EXTRACT TO READ
══════════════════════════════

Located on the innermost North Zone shores of Guanabara Bay, the Complex is home to at least 130,000 residents, including drug and paramilitary gangs. Close to the Rio de Janeiro Federal University’s “Fundão” campus, it’s on of the best organized areas of the city; the NGOs Observatório de Favelas and Redes de Desenvolvimento da Maré are headquartered here.
Long-term violence partially explains the abandonment of dozens of industrial warehouses along the Avenida and nearby. Now, exactly one year after the Brazilian Army’s historic invasion of the Alemão complex, the depressing scenery may be about to change.
“The warehouse was closed for about fifteen years,” says Fred Coelho, one of the Travessias show’s curators. Actually it starts November 26 at 4 p.m. only a few safe steps from Avenida Brasil. Open until December 18, the show includes an exhibit, urban interventions, videos, performances, workshops, talks and parties.
In addition to Coelho, the curators are Daniela Labra and Luisa Duarte. Sponsors include Petrobras and the Rio de Janeiro State Cultural Secretariat, by way of a tax incentive law.
Supported by the Observatório de Favelas and artist of the documentary Wasteland fame Vik Muniz, a group of artists have made a US$ 88 million equivalent downpayment on the warehouse in the photo above, renamed Bela Maré (Beautiful Tide) Warehouse. To turn this show into the start of a fruitful relationship between Brazil’s visual arts and one of the city’s ugliest sections, they need a bit more than an additional US$ 70 million equivalent.
Yesterday, artists and curators were setting up the artworks. Davi Marcos plans to place four giant photographs in nearby favela streets. Raised in the housing project on the other side of Avenida Brasil, he’s the sole local among those who are showing. In the classes offered at the Observatório, Marcos has taught dozens of photographers.

══════════════════════════════

(Labeled region entries)
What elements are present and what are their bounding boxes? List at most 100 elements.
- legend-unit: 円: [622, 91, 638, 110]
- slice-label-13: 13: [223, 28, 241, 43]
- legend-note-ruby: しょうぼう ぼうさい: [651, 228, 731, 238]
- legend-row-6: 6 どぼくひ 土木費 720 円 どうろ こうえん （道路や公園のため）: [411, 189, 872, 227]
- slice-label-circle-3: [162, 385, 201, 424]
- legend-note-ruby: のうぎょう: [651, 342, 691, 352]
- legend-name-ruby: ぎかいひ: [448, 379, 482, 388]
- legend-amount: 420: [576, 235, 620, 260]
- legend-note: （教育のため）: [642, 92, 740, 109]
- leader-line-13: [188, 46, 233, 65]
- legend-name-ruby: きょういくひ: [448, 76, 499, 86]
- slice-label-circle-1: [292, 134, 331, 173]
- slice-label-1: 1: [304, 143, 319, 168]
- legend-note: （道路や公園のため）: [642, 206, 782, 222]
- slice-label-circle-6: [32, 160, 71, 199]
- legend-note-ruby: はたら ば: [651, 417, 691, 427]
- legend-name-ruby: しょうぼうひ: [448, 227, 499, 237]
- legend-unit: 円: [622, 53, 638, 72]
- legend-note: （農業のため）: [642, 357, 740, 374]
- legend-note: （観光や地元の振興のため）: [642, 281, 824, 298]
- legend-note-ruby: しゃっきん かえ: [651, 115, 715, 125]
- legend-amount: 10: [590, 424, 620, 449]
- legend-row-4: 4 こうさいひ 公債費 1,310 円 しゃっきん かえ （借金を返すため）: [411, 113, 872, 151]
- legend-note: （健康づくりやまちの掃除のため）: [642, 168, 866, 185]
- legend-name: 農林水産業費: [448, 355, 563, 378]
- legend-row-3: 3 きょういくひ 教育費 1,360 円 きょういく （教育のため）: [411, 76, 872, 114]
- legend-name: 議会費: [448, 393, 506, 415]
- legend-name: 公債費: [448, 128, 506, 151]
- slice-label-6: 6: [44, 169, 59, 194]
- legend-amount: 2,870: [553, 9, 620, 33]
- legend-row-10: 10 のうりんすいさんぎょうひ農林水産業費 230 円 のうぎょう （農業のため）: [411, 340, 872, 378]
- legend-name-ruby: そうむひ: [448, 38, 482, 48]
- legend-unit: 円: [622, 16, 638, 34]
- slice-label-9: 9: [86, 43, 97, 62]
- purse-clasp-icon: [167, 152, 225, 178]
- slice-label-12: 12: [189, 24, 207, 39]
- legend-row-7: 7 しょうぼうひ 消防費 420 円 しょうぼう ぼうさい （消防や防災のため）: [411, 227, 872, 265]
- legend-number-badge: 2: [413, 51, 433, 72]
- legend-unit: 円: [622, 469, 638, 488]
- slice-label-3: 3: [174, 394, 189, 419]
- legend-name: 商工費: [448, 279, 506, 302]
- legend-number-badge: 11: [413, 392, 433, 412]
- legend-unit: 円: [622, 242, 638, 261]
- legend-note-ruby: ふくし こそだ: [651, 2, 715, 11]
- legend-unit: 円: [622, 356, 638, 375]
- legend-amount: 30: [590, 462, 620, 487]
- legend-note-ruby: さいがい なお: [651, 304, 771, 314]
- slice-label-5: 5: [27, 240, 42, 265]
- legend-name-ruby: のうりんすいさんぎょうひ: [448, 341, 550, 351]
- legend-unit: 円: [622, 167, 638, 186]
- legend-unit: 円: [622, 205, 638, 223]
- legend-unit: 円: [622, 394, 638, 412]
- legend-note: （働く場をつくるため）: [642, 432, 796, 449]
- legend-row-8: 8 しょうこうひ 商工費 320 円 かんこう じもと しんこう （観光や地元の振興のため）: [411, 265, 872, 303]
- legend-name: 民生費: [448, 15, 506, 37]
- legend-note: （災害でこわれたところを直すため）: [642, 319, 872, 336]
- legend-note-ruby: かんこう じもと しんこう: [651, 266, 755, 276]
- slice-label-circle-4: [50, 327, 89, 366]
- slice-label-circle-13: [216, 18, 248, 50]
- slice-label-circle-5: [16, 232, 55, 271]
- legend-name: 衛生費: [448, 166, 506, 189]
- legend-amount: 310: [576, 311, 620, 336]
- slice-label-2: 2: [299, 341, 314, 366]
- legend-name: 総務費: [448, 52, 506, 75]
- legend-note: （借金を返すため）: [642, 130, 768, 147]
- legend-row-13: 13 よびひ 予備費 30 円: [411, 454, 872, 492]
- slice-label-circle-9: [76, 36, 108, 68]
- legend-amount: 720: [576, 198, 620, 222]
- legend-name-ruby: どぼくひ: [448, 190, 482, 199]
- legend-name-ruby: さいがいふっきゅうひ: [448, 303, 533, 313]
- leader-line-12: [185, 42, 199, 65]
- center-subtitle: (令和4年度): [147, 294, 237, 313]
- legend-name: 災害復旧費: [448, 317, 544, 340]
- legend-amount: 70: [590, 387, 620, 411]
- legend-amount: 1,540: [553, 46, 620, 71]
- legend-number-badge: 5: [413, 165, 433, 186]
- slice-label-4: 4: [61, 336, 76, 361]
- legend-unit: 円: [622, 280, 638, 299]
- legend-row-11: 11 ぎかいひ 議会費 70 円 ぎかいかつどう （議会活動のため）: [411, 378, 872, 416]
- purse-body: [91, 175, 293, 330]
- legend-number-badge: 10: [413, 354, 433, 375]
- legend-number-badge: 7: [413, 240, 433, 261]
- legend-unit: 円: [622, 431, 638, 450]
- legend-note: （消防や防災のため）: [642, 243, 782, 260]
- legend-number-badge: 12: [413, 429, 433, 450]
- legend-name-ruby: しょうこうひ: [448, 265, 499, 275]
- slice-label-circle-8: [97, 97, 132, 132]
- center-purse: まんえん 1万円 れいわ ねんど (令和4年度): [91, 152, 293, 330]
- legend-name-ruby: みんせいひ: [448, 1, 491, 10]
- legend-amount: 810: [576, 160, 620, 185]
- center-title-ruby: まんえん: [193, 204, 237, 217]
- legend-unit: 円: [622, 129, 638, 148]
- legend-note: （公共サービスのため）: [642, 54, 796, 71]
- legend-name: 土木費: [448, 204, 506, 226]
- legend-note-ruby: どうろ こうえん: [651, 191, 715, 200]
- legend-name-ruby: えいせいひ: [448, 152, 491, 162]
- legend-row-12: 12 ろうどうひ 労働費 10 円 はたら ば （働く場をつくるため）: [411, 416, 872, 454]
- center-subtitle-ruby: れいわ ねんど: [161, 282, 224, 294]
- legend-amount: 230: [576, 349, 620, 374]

══════════════════════════════

STATED TASK
Revise the passage on the Maré art show starting with "Long-term violence partially" and going on through "tax incentive law.", putting "two decades" wherever "fifteen years" appears.

WORKED SOLUTION
Long-term violence partially explains the abandonment of dozens of industrial warehouses along the Avenida and nearby. Now, exactly one year after the Brazilian Army’s historic invasion of the Alemão complex, the depressing scenery may be about to change.
“The warehouse was closed for about two decades,” says Fred Coelho, one of the Travessias show’s curators. Actually it starts November 26 at 4 p.m. only a few safe steps from Avenida Brasil. Open until December 18, the show includes an exhibit, urban interventions, videos, performances, workshops, talks and parties.
In addition to Coelho, the curators are Daniela Labra and Luisa Duarte. Sponsors include Petrobras and the Rio de Janeiro State Cultural Secretariat, by way of a tax incentive law.